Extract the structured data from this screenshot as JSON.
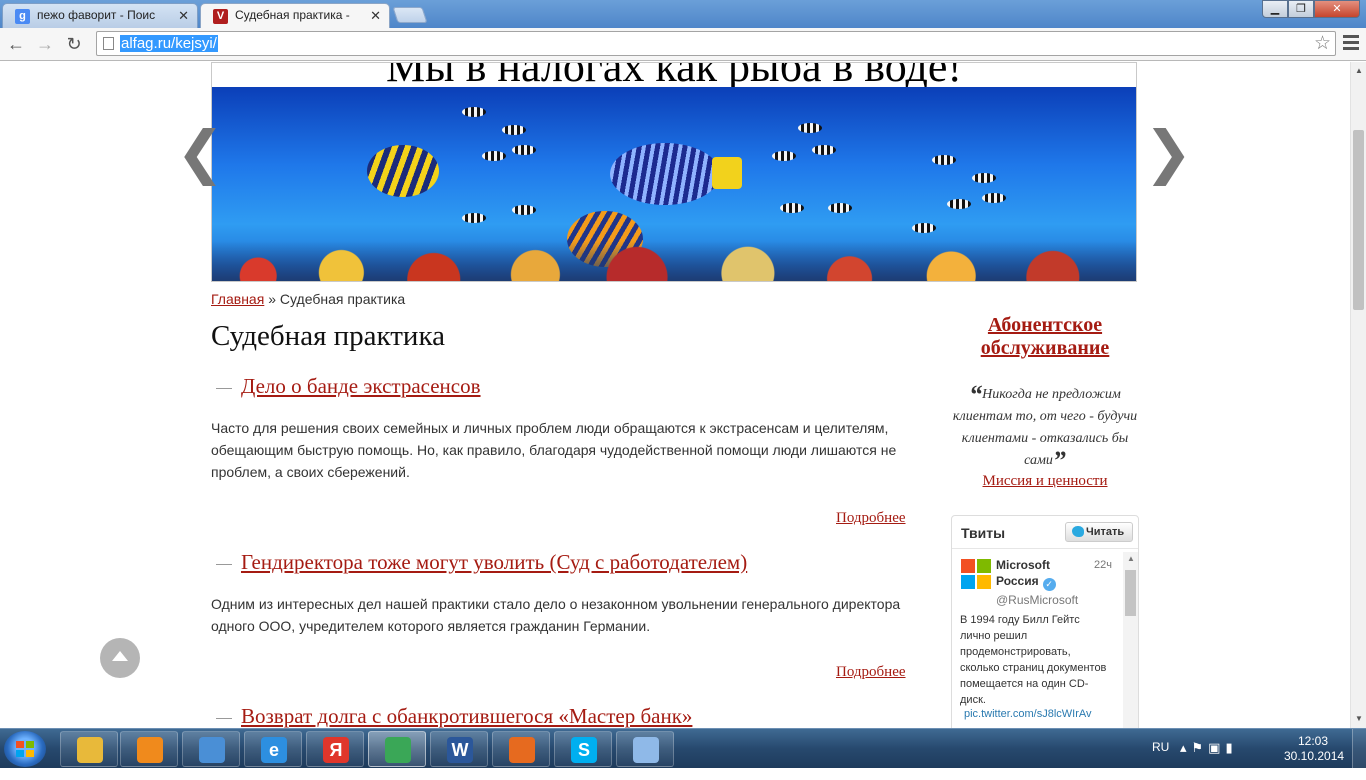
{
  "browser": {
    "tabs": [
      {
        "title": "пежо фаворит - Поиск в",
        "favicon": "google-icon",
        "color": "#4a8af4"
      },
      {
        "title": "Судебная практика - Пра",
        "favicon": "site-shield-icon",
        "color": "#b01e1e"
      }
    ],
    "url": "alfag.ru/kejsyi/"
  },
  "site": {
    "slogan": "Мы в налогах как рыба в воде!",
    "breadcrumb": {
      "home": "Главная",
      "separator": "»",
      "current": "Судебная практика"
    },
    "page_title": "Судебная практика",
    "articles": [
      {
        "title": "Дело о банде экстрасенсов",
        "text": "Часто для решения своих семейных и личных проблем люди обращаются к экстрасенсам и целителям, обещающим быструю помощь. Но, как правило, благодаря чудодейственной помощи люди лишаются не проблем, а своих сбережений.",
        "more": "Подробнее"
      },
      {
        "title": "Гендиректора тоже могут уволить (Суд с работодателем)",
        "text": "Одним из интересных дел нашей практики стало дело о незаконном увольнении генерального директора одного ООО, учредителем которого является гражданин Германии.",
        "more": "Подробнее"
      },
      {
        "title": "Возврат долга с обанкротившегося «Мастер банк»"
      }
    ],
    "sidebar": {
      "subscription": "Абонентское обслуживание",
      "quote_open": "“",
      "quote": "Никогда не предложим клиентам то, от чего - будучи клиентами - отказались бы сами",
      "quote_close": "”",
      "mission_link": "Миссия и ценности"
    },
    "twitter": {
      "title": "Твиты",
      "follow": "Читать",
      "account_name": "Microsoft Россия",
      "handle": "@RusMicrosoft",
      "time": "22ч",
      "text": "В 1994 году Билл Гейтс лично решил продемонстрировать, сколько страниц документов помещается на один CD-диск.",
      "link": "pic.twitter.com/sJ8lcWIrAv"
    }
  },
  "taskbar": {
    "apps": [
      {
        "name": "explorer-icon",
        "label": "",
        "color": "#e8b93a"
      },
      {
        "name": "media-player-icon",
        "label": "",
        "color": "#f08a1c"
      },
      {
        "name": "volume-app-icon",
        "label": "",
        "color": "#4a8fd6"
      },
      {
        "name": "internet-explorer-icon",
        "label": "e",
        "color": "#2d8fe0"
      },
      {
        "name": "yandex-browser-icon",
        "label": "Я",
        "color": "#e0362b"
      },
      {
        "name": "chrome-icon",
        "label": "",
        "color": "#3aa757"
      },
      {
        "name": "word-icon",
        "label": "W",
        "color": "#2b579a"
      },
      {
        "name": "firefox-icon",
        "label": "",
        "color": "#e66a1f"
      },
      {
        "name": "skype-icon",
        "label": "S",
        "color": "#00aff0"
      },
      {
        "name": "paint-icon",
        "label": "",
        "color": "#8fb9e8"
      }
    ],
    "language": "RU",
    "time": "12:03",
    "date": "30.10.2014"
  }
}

+++

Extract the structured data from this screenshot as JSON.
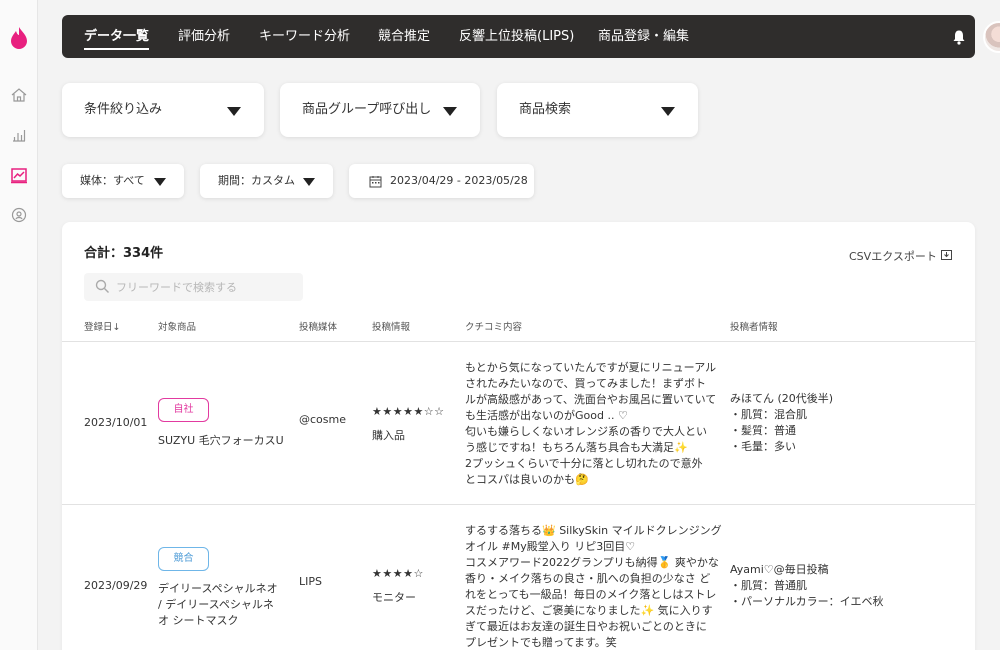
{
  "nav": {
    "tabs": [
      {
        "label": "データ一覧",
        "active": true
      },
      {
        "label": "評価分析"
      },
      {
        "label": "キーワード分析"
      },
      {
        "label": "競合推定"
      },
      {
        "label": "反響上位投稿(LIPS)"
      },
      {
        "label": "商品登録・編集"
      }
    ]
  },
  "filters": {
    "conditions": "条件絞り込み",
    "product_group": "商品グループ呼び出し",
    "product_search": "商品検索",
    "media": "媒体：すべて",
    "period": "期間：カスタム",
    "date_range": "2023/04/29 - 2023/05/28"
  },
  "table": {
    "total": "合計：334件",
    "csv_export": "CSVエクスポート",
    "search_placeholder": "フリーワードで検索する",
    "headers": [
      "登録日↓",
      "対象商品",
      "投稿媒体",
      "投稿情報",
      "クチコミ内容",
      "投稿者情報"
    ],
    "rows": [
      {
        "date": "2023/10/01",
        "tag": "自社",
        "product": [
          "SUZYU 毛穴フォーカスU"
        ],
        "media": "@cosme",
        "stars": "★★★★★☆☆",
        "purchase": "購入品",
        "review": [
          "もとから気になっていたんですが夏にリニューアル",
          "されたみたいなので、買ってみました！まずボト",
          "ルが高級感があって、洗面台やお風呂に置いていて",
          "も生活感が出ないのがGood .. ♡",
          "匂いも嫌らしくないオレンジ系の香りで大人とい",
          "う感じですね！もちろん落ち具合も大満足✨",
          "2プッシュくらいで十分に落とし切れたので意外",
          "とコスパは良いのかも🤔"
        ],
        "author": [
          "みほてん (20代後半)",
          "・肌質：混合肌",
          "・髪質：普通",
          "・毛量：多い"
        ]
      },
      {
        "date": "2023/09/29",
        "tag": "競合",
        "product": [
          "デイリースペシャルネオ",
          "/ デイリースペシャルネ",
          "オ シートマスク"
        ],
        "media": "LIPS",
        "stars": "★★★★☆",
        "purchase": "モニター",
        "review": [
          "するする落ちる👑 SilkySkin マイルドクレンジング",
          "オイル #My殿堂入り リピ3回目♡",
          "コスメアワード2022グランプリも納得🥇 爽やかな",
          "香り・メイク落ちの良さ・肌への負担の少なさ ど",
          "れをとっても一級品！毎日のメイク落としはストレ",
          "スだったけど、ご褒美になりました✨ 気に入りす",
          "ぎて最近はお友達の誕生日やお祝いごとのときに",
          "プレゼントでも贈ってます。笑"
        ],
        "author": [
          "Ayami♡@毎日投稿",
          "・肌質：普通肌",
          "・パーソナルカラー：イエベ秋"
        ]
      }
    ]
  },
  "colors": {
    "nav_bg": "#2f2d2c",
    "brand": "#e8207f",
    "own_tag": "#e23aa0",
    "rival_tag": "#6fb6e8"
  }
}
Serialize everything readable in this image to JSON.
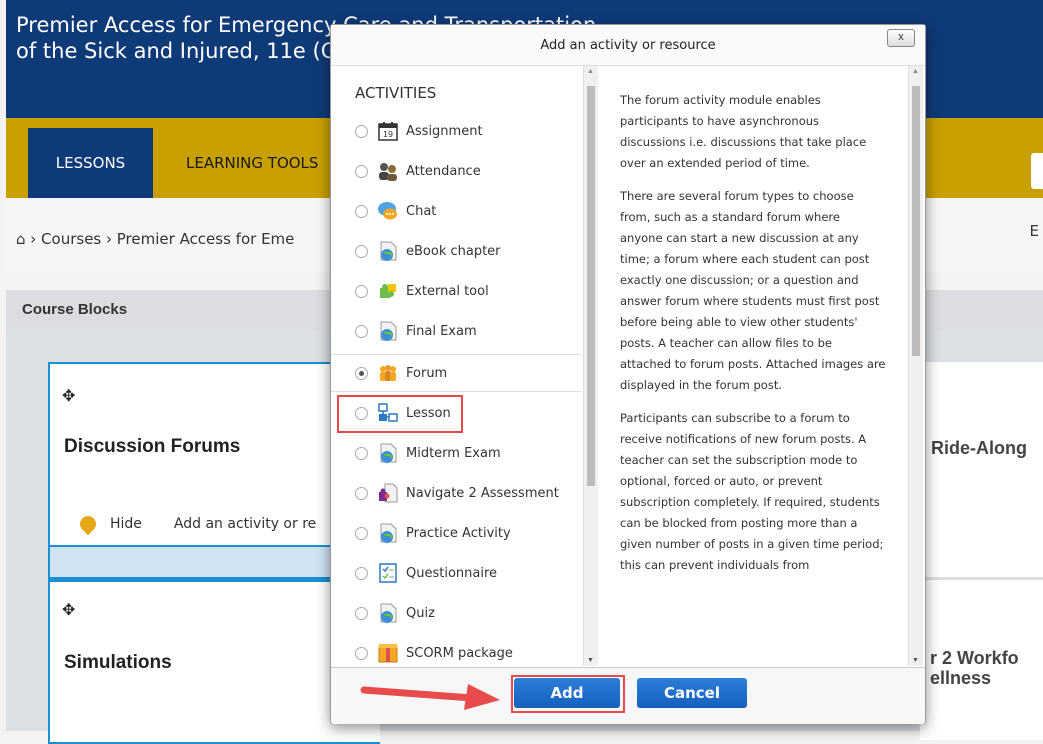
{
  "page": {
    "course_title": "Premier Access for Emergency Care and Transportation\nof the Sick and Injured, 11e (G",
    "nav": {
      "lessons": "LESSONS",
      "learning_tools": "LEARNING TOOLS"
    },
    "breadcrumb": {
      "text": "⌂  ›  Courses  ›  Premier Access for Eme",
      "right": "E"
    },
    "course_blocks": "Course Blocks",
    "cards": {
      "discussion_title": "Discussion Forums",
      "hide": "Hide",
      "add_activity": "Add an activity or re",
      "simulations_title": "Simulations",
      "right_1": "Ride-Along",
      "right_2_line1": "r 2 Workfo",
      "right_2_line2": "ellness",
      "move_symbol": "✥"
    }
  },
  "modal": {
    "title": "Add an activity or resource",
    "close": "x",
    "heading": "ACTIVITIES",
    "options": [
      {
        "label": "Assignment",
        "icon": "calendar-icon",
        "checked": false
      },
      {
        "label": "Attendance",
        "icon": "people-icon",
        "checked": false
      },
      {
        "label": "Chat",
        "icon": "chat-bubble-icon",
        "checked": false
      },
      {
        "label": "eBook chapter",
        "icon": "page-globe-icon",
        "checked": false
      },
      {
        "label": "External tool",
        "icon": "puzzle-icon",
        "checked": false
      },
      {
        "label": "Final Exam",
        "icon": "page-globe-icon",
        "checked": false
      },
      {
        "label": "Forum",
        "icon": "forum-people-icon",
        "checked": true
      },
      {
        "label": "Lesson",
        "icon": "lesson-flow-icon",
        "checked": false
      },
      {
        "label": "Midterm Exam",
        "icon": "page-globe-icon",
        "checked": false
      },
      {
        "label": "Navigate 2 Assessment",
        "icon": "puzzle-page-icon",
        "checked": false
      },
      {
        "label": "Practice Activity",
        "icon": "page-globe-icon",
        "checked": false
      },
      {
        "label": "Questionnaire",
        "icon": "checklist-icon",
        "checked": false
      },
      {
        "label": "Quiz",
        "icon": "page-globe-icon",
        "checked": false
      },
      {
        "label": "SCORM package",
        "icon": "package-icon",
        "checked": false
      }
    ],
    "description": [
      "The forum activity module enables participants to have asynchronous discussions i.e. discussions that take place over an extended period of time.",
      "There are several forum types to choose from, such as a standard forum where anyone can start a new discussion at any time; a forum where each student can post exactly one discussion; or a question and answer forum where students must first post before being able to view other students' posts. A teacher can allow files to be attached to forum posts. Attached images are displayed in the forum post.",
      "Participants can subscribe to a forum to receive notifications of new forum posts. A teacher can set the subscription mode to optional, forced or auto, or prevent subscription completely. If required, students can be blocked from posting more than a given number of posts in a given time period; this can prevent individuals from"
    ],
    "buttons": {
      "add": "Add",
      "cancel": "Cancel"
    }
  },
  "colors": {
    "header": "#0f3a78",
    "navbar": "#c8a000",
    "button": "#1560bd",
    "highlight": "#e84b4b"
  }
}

+++

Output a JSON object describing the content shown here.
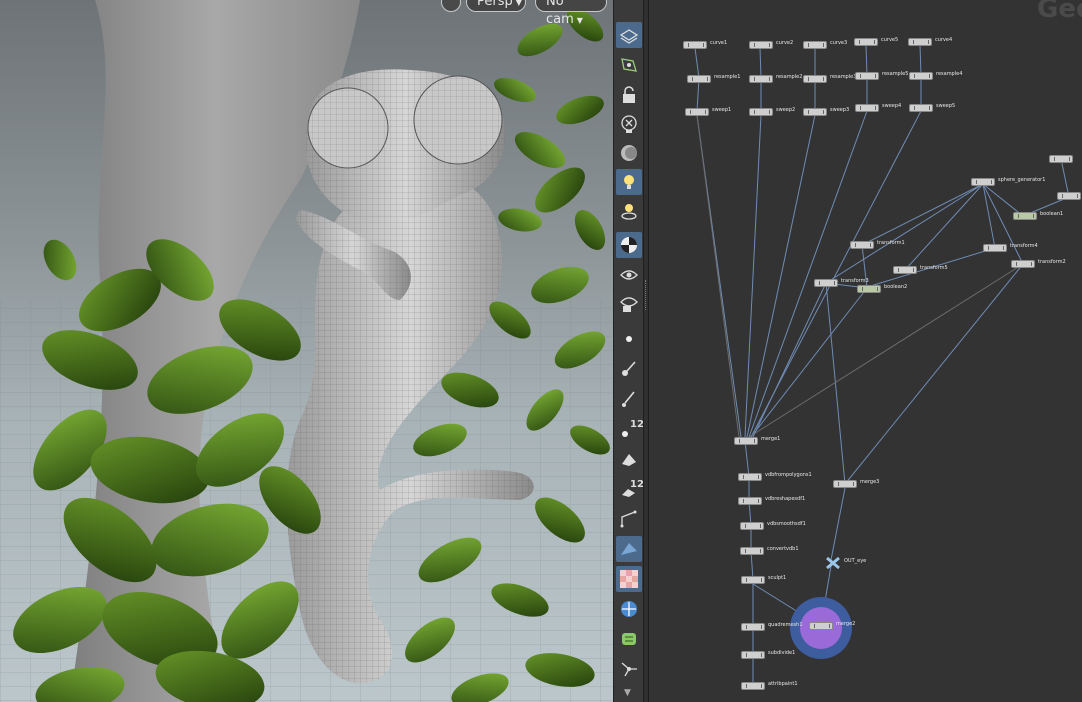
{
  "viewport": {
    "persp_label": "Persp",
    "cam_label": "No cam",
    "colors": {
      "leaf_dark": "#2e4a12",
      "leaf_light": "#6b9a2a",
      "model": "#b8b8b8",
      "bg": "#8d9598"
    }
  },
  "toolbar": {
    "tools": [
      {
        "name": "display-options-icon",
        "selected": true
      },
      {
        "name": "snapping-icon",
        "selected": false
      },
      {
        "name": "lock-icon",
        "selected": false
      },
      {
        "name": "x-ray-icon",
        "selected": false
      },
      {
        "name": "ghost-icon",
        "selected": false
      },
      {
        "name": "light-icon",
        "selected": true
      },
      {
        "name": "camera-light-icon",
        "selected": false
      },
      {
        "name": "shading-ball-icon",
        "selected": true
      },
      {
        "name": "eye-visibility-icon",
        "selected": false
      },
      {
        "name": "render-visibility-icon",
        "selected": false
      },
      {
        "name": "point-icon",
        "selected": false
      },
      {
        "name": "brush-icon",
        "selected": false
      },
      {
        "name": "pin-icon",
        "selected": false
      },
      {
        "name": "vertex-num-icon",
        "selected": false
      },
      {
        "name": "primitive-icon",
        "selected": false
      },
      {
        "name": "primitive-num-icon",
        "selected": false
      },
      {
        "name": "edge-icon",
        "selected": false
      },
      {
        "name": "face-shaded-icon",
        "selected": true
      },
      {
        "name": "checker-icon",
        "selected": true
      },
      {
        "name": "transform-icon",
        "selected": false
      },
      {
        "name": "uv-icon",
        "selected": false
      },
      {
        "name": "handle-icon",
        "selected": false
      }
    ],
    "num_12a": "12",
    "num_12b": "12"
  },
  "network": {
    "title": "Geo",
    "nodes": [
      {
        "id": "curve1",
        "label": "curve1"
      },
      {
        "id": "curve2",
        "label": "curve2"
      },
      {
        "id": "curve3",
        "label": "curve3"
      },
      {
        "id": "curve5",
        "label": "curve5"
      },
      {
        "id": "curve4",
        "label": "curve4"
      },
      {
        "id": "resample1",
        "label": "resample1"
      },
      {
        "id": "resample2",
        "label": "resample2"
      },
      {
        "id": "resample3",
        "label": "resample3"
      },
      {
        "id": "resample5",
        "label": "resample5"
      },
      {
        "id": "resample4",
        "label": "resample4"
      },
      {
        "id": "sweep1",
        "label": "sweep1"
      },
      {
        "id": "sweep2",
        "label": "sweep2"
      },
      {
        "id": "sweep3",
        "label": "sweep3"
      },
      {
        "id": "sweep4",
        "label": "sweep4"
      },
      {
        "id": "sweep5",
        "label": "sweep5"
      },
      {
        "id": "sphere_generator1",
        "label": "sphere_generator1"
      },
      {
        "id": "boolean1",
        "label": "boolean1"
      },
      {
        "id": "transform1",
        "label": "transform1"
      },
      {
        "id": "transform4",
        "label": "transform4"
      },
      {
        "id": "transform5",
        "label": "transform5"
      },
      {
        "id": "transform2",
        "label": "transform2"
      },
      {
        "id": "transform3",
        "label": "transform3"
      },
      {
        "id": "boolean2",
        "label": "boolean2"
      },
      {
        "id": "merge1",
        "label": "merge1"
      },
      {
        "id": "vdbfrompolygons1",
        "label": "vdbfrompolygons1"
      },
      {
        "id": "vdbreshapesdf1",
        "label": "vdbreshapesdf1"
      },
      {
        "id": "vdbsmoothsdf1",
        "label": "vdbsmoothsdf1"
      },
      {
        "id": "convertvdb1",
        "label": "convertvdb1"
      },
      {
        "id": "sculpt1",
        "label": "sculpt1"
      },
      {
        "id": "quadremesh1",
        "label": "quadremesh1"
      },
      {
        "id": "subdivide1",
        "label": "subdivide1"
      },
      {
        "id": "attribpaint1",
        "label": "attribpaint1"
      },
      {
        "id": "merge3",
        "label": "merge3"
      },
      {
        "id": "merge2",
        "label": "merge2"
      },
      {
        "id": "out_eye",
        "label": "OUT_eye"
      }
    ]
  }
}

+++

▸ **THE REQUEST**
Report how many lines in these entries contain "primitive". Answer with the number only.

▸ **EXERCISE OUTPUT**
2